■ **短い課題 1**:
表示データの行を、最初の行から「303, 911, 320]」を含む行まで、一字も変えずに書き写してください。最初と最後の行も含めます。

特許とは?初心者向けのわかりやすいQ&A集
特許について質問された場合、基本的にわかりやすく回答するように心掛けています。
たとえば、専門用語を使わないようにしたり、はじめはざっくり→その後詳しくというようなステップに分けたり、工夫しています。
また、弁理士になって10年が過ぎますが、聞かれることはだいたい共通しています。
つまり、特許って、初心者の方にとってはそれくらいわかりにくいんだな~って感じつつ、日々自分の説明の仕方を試行錯誤しています。
そこで、とてもよく聞かれるざっくりとした質問や的を得た大事な質問などを一問一答形式にしてまとめました。
特許について知識のない方もそうでない方にも、お役に立てていただけたら嬉しいです。
Q.特許とは?(簡単に言うと)
A.オリジナルの発明がパクられても守れるように登録しておく制度です。
Q.特許とは?(少し詳しく)
A.特許法に基づき、オリジナルの発明を独占し、かつ競合他社等による模倣行為を排他できるように、登録して特許権を付与する制度です。
Q.特許は東京特許許可局に申請するの?
A.違います。特許庁に申請します。
特許庁は、経済産業省の外局(特許などを扱う専門機関)です。東京特許許可局というところはありません。
Q.特許はどうやって申請するの?
A.下記①~③のいずれかで申請書類を特許庁に提出します。
①インターネット(専用のソフトかつ電子認証が必要です)
②紙を特許庁に発送
③紙を特許庁に持参
Q.特許は年間何件申請されているの?
A.30万件くらいです(2019年は307,969件)。
特許庁が「年報統計・資料編」にて公表しています。
Q.特許は早く出した方がいいの?
A.早いに越したことはありません。
特許は早い者勝ちなので、一日出し遅れたため取れなかった、ということも起こり得ます。

■ **表示データ**:
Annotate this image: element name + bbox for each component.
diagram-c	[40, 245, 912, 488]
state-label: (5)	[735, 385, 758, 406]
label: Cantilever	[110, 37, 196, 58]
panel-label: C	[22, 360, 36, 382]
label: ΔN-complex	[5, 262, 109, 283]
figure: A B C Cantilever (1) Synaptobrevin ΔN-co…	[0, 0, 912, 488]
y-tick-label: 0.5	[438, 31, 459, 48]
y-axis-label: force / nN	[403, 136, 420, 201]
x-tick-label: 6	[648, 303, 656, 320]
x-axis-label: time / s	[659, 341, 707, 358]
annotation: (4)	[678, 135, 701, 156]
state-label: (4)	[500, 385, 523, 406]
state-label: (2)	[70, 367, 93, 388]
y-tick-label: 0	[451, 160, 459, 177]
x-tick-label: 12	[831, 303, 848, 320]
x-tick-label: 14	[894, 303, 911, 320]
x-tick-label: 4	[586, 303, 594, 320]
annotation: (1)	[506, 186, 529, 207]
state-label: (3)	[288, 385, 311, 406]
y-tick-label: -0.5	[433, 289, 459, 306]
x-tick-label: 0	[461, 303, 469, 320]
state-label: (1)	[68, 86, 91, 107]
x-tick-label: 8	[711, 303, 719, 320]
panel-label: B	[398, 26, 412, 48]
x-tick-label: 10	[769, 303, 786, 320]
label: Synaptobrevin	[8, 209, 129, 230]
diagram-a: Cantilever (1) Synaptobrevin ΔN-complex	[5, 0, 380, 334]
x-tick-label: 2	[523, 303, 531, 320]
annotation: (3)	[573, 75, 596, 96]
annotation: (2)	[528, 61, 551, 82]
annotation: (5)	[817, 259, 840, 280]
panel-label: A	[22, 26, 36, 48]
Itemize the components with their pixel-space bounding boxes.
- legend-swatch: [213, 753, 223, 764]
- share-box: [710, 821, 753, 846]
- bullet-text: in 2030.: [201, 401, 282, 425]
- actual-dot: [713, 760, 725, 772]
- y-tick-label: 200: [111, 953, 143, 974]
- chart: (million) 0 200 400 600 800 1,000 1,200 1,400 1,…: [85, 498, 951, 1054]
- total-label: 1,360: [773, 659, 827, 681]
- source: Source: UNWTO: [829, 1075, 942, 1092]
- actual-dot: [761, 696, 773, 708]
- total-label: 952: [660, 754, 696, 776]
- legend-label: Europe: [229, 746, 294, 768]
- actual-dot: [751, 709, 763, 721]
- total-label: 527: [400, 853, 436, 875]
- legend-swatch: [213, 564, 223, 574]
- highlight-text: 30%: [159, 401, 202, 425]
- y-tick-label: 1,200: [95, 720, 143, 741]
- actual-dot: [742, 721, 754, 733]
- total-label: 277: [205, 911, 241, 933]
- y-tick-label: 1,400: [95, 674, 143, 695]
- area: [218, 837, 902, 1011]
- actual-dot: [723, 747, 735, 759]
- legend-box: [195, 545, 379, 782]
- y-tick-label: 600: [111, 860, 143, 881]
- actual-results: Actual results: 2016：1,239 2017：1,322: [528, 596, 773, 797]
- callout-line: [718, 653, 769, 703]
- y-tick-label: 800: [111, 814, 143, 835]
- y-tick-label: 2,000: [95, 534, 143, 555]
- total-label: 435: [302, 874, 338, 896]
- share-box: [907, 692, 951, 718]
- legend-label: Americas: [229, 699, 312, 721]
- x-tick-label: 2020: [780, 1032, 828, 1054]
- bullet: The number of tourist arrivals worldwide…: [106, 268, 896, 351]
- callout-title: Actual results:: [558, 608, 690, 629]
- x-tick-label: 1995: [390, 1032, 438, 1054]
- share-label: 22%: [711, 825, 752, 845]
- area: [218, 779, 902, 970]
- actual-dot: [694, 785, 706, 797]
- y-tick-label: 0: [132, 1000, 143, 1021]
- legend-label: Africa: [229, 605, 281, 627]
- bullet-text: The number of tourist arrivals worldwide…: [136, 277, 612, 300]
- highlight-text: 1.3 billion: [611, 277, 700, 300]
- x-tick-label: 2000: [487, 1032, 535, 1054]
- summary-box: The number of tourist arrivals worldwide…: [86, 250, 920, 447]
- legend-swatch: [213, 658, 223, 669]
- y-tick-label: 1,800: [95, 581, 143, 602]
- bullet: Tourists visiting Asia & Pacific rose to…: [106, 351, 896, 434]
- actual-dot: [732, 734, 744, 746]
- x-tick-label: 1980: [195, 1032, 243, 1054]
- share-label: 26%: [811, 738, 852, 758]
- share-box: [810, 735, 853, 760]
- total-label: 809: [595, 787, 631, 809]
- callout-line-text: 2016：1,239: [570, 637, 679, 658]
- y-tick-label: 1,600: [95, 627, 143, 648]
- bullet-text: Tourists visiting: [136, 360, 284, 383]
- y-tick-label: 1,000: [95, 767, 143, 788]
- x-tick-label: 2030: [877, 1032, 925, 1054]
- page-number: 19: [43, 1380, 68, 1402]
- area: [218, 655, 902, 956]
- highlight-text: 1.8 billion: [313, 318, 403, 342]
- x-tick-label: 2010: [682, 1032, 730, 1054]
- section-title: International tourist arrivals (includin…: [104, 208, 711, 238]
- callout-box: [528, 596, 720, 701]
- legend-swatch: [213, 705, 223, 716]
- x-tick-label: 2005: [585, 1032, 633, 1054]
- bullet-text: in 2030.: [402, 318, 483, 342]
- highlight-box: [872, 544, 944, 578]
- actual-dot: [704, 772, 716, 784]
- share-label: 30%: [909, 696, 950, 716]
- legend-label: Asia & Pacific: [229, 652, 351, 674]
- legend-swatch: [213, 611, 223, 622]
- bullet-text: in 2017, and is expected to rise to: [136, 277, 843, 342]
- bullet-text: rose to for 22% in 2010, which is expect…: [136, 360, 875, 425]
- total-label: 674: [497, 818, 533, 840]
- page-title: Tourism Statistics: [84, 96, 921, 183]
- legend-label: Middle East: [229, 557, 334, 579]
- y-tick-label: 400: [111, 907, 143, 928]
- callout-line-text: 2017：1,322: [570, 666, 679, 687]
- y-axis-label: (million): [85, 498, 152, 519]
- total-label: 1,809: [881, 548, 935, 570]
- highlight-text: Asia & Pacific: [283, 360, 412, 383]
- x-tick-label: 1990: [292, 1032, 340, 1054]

■ **短い課題 2**:
特許のQ&Aで、2019年の特許の申請件数は何件とされていますか。

■ **解答 1**:
Annotate this image: element name + bbox for each component.
diagram-c	[40, 245, 912, 488]
state-label: (5)	[735, 385, 758, 406]
label: Cantilever	[110, 37, 196, 58]
panel-label: C	[22, 360, 36, 382]
label: ΔN-complex	[5, 262, 109, 283]
figure: A B C Cantilever (1) Synaptobrevin ΔN-co…	[0, 0, 912, 488]
y-tick-label: 0.5	[438, 31, 459, 48]
y-axis-label: force / nN	[403, 136, 420, 201]
x-tick-label: 6	[648, 303, 656, 320]
x-axis-label: time / s	[659, 341, 707, 358]
annotation: (4)	[678, 135, 701, 156]
state-label: (4)	[500, 385, 523, 406]
state-label: (2)	[70, 367, 93, 388]
y-tick-label: 0	[451, 160, 459, 177]
x-tick-label: 12	[831, 303, 848, 320]
x-tick-label: 14	[894, 303, 911, 320]

■ **解答 2**:
307,969件です。